Dataset rows:
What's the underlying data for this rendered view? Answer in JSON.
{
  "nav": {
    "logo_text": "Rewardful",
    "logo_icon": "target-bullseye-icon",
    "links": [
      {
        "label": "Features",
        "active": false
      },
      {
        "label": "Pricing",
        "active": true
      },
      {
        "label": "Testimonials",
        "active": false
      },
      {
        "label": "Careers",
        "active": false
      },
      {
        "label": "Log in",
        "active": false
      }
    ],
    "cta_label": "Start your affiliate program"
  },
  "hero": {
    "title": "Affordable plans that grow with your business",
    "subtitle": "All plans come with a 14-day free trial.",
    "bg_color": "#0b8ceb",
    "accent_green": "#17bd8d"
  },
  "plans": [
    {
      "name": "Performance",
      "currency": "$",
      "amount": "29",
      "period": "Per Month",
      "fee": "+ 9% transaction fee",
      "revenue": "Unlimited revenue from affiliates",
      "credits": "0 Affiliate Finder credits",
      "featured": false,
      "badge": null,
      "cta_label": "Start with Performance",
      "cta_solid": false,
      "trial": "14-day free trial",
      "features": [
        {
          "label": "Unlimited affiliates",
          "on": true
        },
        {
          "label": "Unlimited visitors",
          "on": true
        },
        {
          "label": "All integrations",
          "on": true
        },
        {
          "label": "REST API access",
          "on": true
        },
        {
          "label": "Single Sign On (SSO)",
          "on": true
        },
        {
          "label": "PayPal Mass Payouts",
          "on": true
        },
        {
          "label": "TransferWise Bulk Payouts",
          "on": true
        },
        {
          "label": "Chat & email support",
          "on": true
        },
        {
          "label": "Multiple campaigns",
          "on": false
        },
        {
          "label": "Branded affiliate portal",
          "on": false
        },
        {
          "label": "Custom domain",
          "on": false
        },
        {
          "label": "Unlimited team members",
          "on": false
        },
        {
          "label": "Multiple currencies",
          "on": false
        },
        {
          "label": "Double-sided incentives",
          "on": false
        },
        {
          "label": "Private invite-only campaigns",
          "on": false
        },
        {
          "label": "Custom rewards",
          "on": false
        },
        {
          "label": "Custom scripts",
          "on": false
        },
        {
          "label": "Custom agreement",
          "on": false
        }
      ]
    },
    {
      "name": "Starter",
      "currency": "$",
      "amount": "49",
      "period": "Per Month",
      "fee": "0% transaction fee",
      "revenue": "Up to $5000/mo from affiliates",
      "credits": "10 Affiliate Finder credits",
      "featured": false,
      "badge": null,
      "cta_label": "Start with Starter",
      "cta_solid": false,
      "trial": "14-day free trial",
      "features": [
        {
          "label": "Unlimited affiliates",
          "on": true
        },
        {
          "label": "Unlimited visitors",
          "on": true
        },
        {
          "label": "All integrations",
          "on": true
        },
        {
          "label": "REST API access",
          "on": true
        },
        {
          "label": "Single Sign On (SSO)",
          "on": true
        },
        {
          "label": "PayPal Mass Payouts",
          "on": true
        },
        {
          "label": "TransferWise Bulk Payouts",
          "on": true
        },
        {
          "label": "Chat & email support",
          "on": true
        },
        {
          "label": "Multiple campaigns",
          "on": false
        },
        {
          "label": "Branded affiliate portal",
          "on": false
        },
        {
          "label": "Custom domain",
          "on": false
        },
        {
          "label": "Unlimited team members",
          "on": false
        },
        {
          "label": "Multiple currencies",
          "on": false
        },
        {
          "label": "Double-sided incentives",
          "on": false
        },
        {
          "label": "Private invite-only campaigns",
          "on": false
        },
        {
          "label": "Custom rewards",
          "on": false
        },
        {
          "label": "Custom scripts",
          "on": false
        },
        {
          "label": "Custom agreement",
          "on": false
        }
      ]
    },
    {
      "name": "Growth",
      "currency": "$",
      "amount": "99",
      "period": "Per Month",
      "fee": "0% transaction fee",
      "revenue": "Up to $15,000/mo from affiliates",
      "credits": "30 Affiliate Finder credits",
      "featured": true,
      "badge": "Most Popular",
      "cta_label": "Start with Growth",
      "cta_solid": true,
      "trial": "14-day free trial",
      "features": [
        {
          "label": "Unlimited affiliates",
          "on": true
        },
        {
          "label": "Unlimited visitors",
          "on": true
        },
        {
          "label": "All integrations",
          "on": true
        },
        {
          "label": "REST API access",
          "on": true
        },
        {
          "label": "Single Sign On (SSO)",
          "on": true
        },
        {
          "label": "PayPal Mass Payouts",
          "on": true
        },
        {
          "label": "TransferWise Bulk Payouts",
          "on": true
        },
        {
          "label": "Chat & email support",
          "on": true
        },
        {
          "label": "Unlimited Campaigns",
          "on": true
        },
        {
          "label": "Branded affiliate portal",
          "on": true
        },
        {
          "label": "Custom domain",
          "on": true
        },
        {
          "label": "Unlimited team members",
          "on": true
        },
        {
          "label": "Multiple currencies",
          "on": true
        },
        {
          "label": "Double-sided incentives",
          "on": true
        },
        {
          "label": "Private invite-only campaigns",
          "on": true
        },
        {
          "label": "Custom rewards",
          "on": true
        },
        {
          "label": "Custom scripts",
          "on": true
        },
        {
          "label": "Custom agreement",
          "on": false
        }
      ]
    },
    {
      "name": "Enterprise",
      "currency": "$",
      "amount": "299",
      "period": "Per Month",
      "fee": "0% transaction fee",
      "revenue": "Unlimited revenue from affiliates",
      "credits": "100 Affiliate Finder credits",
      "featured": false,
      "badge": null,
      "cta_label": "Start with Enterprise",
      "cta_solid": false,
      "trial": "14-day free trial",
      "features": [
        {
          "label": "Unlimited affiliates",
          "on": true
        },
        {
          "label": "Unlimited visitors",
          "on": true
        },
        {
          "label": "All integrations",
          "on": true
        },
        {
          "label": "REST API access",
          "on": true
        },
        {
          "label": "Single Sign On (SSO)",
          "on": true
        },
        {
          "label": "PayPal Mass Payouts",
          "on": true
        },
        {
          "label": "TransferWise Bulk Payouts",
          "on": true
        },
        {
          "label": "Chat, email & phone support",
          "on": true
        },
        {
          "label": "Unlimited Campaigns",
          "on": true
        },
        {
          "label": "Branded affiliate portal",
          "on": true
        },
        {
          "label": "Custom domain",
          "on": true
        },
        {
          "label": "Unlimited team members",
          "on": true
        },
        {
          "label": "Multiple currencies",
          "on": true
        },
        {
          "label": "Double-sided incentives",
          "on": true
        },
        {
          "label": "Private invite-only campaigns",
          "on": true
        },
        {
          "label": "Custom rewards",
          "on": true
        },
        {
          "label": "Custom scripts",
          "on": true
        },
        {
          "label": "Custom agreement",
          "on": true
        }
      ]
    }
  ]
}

Task details: Search the records for the word "revenue", then list every line that has it.

Completed exercise:
      "revenue": "Unlimited revenue from affiliates",
      "revenue": "Up to $5000/mo from affiliates",
      "revenue": "Up to $15,000/mo from affiliates",
      "revenue": "Unlimited revenue from affiliates",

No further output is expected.